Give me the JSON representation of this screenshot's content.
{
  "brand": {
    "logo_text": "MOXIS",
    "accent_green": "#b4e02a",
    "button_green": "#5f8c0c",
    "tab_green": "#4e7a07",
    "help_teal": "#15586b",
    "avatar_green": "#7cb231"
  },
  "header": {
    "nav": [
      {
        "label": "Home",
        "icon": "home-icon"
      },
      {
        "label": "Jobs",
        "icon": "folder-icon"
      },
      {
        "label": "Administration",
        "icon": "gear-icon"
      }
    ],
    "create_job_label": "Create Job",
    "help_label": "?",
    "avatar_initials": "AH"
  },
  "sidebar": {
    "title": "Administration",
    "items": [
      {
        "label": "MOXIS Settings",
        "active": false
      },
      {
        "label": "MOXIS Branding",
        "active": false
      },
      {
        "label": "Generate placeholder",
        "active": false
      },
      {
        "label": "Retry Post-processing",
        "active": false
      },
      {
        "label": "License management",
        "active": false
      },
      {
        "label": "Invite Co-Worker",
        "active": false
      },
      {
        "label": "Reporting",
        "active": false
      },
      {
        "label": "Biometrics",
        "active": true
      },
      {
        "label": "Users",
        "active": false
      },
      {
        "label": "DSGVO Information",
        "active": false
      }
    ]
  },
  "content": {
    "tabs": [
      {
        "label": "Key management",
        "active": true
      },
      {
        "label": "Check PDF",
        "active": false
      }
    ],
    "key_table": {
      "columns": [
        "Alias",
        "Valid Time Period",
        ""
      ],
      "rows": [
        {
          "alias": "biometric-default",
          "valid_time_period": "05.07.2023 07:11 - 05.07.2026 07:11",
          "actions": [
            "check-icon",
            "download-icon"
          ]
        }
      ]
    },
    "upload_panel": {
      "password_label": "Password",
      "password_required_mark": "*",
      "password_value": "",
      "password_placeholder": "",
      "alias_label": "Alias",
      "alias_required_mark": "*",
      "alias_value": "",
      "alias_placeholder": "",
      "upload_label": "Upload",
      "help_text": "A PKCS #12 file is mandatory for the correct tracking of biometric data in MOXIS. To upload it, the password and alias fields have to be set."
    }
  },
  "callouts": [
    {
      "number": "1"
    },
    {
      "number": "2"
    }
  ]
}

▸ **WHAT YOU NEED TO DO**
Scan the data for the word "Administration" and copy every line where it shows up.

▸ **CORRECT OUTPUT**
        "label": "Administration",
    "title": "Administration",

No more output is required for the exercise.